> **Task details**: How many lines in the records below include "博士学位"? Answer with the number only.

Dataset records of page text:
>>>

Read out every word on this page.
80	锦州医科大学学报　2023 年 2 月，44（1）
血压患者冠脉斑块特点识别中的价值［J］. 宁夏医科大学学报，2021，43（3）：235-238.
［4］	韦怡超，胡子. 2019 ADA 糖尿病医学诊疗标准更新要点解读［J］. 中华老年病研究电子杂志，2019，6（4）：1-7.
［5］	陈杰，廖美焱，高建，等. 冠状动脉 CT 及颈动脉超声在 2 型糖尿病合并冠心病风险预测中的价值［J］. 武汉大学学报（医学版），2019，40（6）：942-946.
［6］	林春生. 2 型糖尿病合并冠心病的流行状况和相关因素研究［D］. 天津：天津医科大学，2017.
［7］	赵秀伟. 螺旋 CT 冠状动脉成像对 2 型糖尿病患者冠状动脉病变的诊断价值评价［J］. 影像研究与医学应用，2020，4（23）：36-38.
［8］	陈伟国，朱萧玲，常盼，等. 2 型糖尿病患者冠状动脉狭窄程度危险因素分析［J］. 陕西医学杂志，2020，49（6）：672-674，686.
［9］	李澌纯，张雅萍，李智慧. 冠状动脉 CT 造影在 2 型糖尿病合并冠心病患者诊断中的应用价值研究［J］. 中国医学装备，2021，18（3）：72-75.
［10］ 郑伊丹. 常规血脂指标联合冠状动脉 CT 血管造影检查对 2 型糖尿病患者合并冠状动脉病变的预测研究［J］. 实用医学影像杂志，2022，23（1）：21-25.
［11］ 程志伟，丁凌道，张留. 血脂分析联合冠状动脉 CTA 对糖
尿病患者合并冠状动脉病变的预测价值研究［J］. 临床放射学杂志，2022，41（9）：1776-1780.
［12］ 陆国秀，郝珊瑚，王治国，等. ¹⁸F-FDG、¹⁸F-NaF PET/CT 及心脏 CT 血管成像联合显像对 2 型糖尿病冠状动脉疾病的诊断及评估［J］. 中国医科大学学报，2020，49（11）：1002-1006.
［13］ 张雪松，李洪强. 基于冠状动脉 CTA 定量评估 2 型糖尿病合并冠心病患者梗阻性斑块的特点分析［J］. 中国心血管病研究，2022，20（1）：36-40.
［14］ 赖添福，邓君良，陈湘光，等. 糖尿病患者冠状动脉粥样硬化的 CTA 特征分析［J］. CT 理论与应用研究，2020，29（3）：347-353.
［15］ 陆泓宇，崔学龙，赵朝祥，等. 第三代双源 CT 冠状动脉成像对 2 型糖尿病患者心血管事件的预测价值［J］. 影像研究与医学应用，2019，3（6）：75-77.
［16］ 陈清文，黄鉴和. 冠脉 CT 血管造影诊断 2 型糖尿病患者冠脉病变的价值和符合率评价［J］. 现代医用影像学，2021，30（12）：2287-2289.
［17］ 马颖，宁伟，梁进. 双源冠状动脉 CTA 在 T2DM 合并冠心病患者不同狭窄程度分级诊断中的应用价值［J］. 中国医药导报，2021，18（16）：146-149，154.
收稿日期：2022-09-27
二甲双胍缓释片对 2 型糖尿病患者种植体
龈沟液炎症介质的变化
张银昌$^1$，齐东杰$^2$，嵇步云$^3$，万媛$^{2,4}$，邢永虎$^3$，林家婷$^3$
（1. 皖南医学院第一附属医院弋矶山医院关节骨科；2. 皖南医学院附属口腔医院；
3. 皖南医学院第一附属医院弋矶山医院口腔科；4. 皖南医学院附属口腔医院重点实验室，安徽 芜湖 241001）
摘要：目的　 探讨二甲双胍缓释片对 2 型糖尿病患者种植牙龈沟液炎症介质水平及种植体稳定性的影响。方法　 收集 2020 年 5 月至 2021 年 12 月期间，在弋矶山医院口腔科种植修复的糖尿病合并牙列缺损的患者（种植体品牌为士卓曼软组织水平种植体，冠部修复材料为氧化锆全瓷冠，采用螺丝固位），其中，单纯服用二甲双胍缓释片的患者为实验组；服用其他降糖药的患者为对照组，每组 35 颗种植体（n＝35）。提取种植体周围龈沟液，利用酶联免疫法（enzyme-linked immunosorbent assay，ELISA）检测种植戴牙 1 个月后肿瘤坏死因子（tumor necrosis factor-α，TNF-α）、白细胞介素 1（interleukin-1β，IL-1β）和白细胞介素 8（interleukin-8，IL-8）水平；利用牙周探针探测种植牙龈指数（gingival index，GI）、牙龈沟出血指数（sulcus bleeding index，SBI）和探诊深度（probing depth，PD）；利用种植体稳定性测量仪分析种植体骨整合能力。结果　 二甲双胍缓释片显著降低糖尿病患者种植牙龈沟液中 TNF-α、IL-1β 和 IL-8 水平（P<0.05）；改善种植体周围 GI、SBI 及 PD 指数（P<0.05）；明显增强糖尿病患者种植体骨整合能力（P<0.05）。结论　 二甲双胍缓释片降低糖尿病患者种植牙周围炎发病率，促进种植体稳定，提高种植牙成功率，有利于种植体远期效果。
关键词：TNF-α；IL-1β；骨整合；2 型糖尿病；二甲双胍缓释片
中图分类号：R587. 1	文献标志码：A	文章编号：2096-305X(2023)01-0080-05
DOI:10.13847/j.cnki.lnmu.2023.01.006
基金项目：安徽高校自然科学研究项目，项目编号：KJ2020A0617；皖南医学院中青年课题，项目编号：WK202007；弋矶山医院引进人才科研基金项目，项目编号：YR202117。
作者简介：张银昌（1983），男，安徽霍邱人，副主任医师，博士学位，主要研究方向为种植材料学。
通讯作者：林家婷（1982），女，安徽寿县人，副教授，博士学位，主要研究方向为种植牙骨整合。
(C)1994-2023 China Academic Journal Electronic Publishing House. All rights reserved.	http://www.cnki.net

<<<

> **Task solution**: 2